Repeat every record below exactly, omitting any pictures.

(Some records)

☆ ☆ ☆ ☆ ☆ ☆ ☆

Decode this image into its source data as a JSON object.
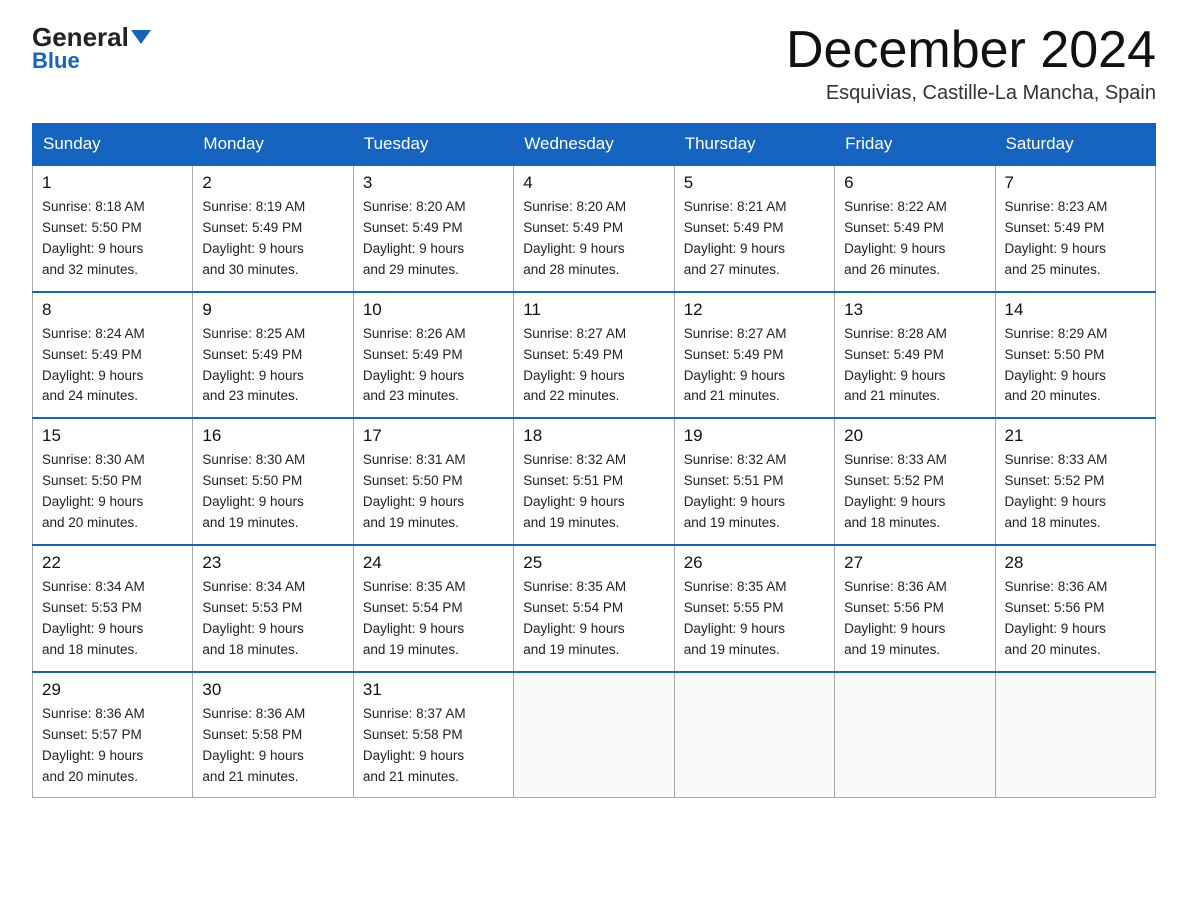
{
  "header": {
    "logo_general": "General",
    "logo_blue": "Blue",
    "month_title": "December 2024",
    "location": "Esquivias, Castille-La Mancha, Spain"
  },
  "weekdays": [
    "Sunday",
    "Monday",
    "Tuesday",
    "Wednesday",
    "Thursday",
    "Friday",
    "Saturday"
  ],
  "weeks": [
    [
      {
        "day": "1",
        "sunrise": "Sunrise: 8:18 AM",
        "sunset": "Sunset: 5:50 PM",
        "daylight": "Daylight: 9 hours and 32 minutes."
      },
      {
        "day": "2",
        "sunrise": "Sunrise: 8:19 AM",
        "sunset": "Sunset: 5:49 PM",
        "daylight": "Daylight: 9 hours and 30 minutes."
      },
      {
        "day": "3",
        "sunrise": "Sunrise: 8:20 AM",
        "sunset": "Sunset: 5:49 PM",
        "daylight": "Daylight: 9 hours and 29 minutes."
      },
      {
        "day": "4",
        "sunrise": "Sunrise: 8:20 AM",
        "sunset": "Sunset: 5:49 PM",
        "daylight": "Daylight: 9 hours and 28 minutes."
      },
      {
        "day": "5",
        "sunrise": "Sunrise: 8:21 AM",
        "sunset": "Sunset: 5:49 PM",
        "daylight": "Daylight: 9 hours and 27 minutes."
      },
      {
        "day": "6",
        "sunrise": "Sunrise: 8:22 AM",
        "sunset": "Sunset: 5:49 PM",
        "daylight": "Daylight: 9 hours and 26 minutes."
      },
      {
        "day": "7",
        "sunrise": "Sunrise: 8:23 AM",
        "sunset": "Sunset: 5:49 PM",
        "daylight": "Daylight: 9 hours and 25 minutes."
      }
    ],
    [
      {
        "day": "8",
        "sunrise": "Sunrise: 8:24 AM",
        "sunset": "Sunset: 5:49 PM",
        "daylight": "Daylight: 9 hours and 24 minutes."
      },
      {
        "day": "9",
        "sunrise": "Sunrise: 8:25 AM",
        "sunset": "Sunset: 5:49 PM",
        "daylight": "Daylight: 9 hours and 23 minutes."
      },
      {
        "day": "10",
        "sunrise": "Sunrise: 8:26 AM",
        "sunset": "Sunset: 5:49 PM",
        "daylight": "Daylight: 9 hours and 23 minutes."
      },
      {
        "day": "11",
        "sunrise": "Sunrise: 8:27 AM",
        "sunset": "Sunset: 5:49 PM",
        "daylight": "Daylight: 9 hours and 22 minutes."
      },
      {
        "day": "12",
        "sunrise": "Sunrise: 8:27 AM",
        "sunset": "Sunset: 5:49 PM",
        "daylight": "Daylight: 9 hours and 21 minutes."
      },
      {
        "day": "13",
        "sunrise": "Sunrise: 8:28 AM",
        "sunset": "Sunset: 5:49 PM",
        "daylight": "Daylight: 9 hours and 21 minutes."
      },
      {
        "day": "14",
        "sunrise": "Sunrise: 8:29 AM",
        "sunset": "Sunset: 5:50 PM",
        "daylight": "Daylight: 9 hours and 20 minutes."
      }
    ],
    [
      {
        "day": "15",
        "sunrise": "Sunrise: 8:30 AM",
        "sunset": "Sunset: 5:50 PM",
        "daylight": "Daylight: 9 hours and 20 minutes."
      },
      {
        "day": "16",
        "sunrise": "Sunrise: 8:30 AM",
        "sunset": "Sunset: 5:50 PM",
        "daylight": "Daylight: 9 hours and 19 minutes."
      },
      {
        "day": "17",
        "sunrise": "Sunrise: 8:31 AM",
        "sunset": "Sunset: 5:50 PM",
        "daylight": "Daylight: 9 hours and 19 minutes."
      },
      {
        "day": "18",
        "sunrise": "Sunrise: 8:32 AM",
        "sunset": "Sunset: 5:51 PM",
        "daylight": "Daylight: 9 hours and 19 minutes."
      },
      {
        "day": "19",
        "sunrise": "Sunrise: 8:32 AM",
        "sunset": "Sunset: 5:51 PM",
        "daylight": "Daylight: 9 hours and 19 minutes."
      },
      {
        "day": "20",
        "sunrise": "Sunrise: 8:33 AM",
        "sunset": "Sunset: 5:52 PM",
        "daylight": "Daylight: 9 hours and 18 minutes."
      },
      {
        "day": "21",
        "sunrise": "Sunrise: 8:33 AM",
        "sunset": "Sunset: 5:52 PM",
        "daylight": "Daylight: 9 hours and 18 minutes."
      }
    ],
    [
      {
        "day": "22",
        "sunrise": "Sunrise: 8:34 AM",
        "sunset": "Sunset: 5:53 PM",
        "daylight": "Daylight: 9 hours and 18 minutes."
      },
      {
        "day": "23",
        "sunrise": "Sunrise: 8:34 AM",
        "sunset": "Sunset: 5:53 PM",
        "daylight": "Daylight: 9 hours and 18 minutes."
      },
      {
        "day": "24",
        "sunrise": "Sunrise: 8:35 AM",
        "sunset": "Sunset: 5:54 PM",
        "daylight": "Daylight: 9 hours and 19 minutes."
      },
      {
        "day": "25",
        "sunrise": "Sunrise: 8:35 AM",
        "sunset": "Sunset: 5:54 PM",
        "daylight": "Daylight: 9 hours and 19 minutes."
      },
      {
        "day": "26",
        "sunrise": "Sunrise: 8:35 AM",
        "sunset": "Sunset: 5:55 PM",
        "daylight": "Daylight: 9 hours and 19 minutes."
      },
      {
        "day": "27",
        "sunrise": "Sunrise: 8:36 AM",
        "sunset": "Sunset: 5:56 PM",
        "daylight": "Daylight: 9 hours and 19 minutes."
      },
      {
        "day": "28",
        "sunrise": "Sunrise: 8:36 AM",
        "sunset": "Sunset: 5:56 PM",
        "daylight": "Daylight: 9 hours and 20 minutes."
      }
    ],
    [
      {
        "day": "29",
        "sunrise": "Sunrise: 8:36 AM",
        "sunset": "Sunset: 5:57 PM",
        "daylight": "Daylight: 9 hours and 20 minutes."
      },
      {
        "day": "30",
        "sunrise": "Sunrise: 8:36 AM",
        "sunset": "Sunset: 5:58 PM",
        "daylight": "Daylight: 9 hours and 21 minutes."
      },
      {
        "day": "31",
        "sunrise": "Sunrise: 8:37 AM",
        "sunset": "Sunset: 5:58 PM",
        "daylight": "Daylight: 9 hours and 21 minutes."
      },
      null,
      null,
      null,
      null
    ]
  ]
}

☆ ☆ ☆ ☆ ☆ ☆ ☆

**Exercise result**
Decode this image into its source data as a JSON object.
{
  "header": {
    "logo_general": "General",
    "logo_blue": "Blue",
    "month_title": "December 2024",
    "location": "Esquivias, Castille-La Mancha, Spain"
  },
  "weekdays": [
    "Sunday",
    "Monday",
    "Tuesday",
    "Wednesday",
    "Thursday",
    "Friday",
    "Saturday"
  ],
  "weeks": [
    [
      {
        "day": "1",
        "sunrise": "Sunrise: 8:18 AM",
        "sunset": "Sunset: 5:50 PM",
        "daylight": "Daylight: 9 hours and 32 minutes."
      },
      {
        "day": "2",
        "sunrise": "Sunrise: 8:19 AM",
        "sunset": "Sunset: 5:49 PM",
        "daylight": "Daylight: 9 hours and 30 minutes."
      },
      {
        "day": "3",
        "sunrise": "Sunrise: 8:20 AM",
        "sunset": "Sunset: 5:49 PM",
        "daylight": "Daylight: 9 hours and 29 minutes."
      },
      {
        "day": "4",
        "sunrise": "Sunrise: 8:20 AM",
        "sunset": "Sunset: 5:49 PM",
        "daylight": "Daylight: 9 hours and 28 minutes."
      },
      {
        "day": "5",
        "sunrise": "Sunrise: 8:21 AM",
        "sunset": "Sunset: 5:49 PM",
        "daylight": "Daylight: 9 hours and 27 minutes."
      },
      {
        "day": "6",
        "sunrise": "Sunrise: 8:22 AM",
        "sunset": "Sunset: 5:49 PM",
        "daylight": "Daylight: 9 hours and 26 minutes."
      },
      {
        "day": "7",
        "sunrise": "Sunrise: 8:23 AM",
        "sunset": "Sunset: 5:49 PM",
        "daylight": "Daylight: 9 hours and 25 minutes."
      }
    ],
    [
      {
        "day": "8",
        "sunrise": "Sunrise: 8:24 AM",
        "sunset": "Sunset: 5:49 PM",
        "daylight": "Daylight: 9 hours and 24 minutes."
      },
      {
        "day": "9",
        "sunrise": "Sunrise: 8:25 AM",
        "sunset": "Sunset: 5:49 PM",
        "daylight": "Daylight: 9 hours and 23 minutes."
      },
      {
        "day": "10",
        "sunrise": "Sunrise: 8:26 AM",
        "sunset": "Sunset: 5:49 PM",
        "daylight": "Daylight: 9 hours and 23 minutes."
      },
      {
        "day": "11",
        "sunrise": "Sunrise: 8:27 AM",
        "sunset": "Sunset: 5:49 PM",
        "daylight": "Daylight: 9 hours and 22 minutes."
      },
      {
        "day": "12",
        "sunrise": "Sunrise: 8:27 AM",
        "sunset": "Sunset: 5:49 PM",
        "daylight": "Daylight: 9 hours and 21 minutes."
      },
      {
        "day": "13",
        "sunrise": "Sunrise: 8:28 AM",
        "sunset": "Sunset: 5:49 PM",
        "daylight": "Daylight: 9 hours and 21 minutes."
      },
      {
        "day": "14",
        "sunrise": "Sunrise: 8:29 AM",
        "sunset": "Sunset: 5:50 PM",
        "daylight": "Daylight: 9 hours and 20 minutes."
      }
    ],
    [
      {
        "day": "15",
        "sunrise": "Sunrise: 8:30 AM",
        "sunset": "Sunset: 5:50 PM",
        "daylight": "Daylight: 9 hours and 20 minutes."
      },
      {
        "day": "16",
        "sunrise": "Sunrise: 8:30 AM",
        "sunset": "Sunset: 5:50 PM",
        "daylight": "Daylight: 9 hours and 19 minutes."
      },
      {
        "day": "17",
        "sunrise": "Sunrise: 8:31 AM",
        "sunset": "Sunset: 5:50 PM",
        "daylight": "Daylight: 9 hours and 19 minutes."
      },
      {
        "day": "18",
        "sunrise": "Sunrise: 8:32 AM",
        "sunset": "Sunset: 5:51 PM",
        "daylight": "Daylight: 9 hours and 19 minutes."
      },
      {
        "day": "19",
        "sunrise": "Sunrise: 8:32 AM",
        "sunset": "Sunset: 5:51 PM",
        "daylight": "Daylight: 9 hours and 19 minutes."
      },
      {
        "day": "20",
        "sunrise": "Sunrise: 8:33 AM",
        "sunset": "Sunset: 5:52 PM",
        "daylight": "Daylight: 9 hours and 18 minutes."
      },
      {
        "day": "21",
        "sunrise": "Sunrise: 8:33 AM",
        "sunset": "Sunset: 5:52 PM",
        "daylight": "Daylight: 9 hours and 18 minutes."
      }
    ],
    [
      {
        "day": "22",
        "sunrise": "Sunrise: 8:34 AM",
        "sunset": "Sunset: 5:53 PM",
        "daylight": "Daylight: 9 hours and 18 minutes."
      },
      {
        "day": "23",
        "sunrise": "Sunrise: 8:34 AM",
        "sunset": "Sunset: 5:53 PM",
        "daylight": "Daylight: 9 hours and 18 minutes."
      },
      {
        "day": "24",
        "sunrise": "Sunrise: 8:35 AM",
        "sunset": "Sunset: 5:54 PM",
        "daylight": "Daylight: 9 hours and 19 minutes."
      },
      {
        "day": "25",
        "sunrise": "Sunrise: 8:35 AM",
        "sunset": "Sunset: 5:54 PM",
        "daylight": "Daylight: 9 hours and 19 minutes."
      },
      {
        "day": "26",
        "sunrise": "Sunrise: 8:35 AM",
        "sunset": "Sunset: 5:55 PM",
        "daylight": "Daylight: 9 hours and 19 minutes."
      },
      {
        "day": "27",
        "sunrise": "Sunrise: 8:36 AM",
        "sunset": "Sunset: 5:56 PM",
        "daylight": "Daylight: 9 hours and 19 minutes."
      },
      {
        "day": "28",
        "sunrise": "Sunrise: 8:36 AM",
        "sunset": "Sunset: 5:56 PM",
        "daylight": "Daylight: 9 hours and 20 minutes."
      }
    ],
    [
      {
        "day": "29",
        "sunrise": "Sunrise: 8:36 AM",
        "sunset": "Sunset: 5:57 PM",
        "daylight": "Daylight: 9 hours and 20 minutes."
      },
      {
        "day": "30",
        "sunrise": "Sunrise: 8:36 AM",
        "sunset": "Sunset: 5:58 PM",
        "daylight": "Daylight: 9 hours and 21 minutes."
      },
      {
        "day": "31",
        "sunrise": "Sunrise: 8:37 AM",
        "sunset": "Sunset: 5:58 PM",
        "daylight": "Daylight: 9 hours and 21 minutes."
      },
      null,
      null,
      null,
      null
    ]
  ]
}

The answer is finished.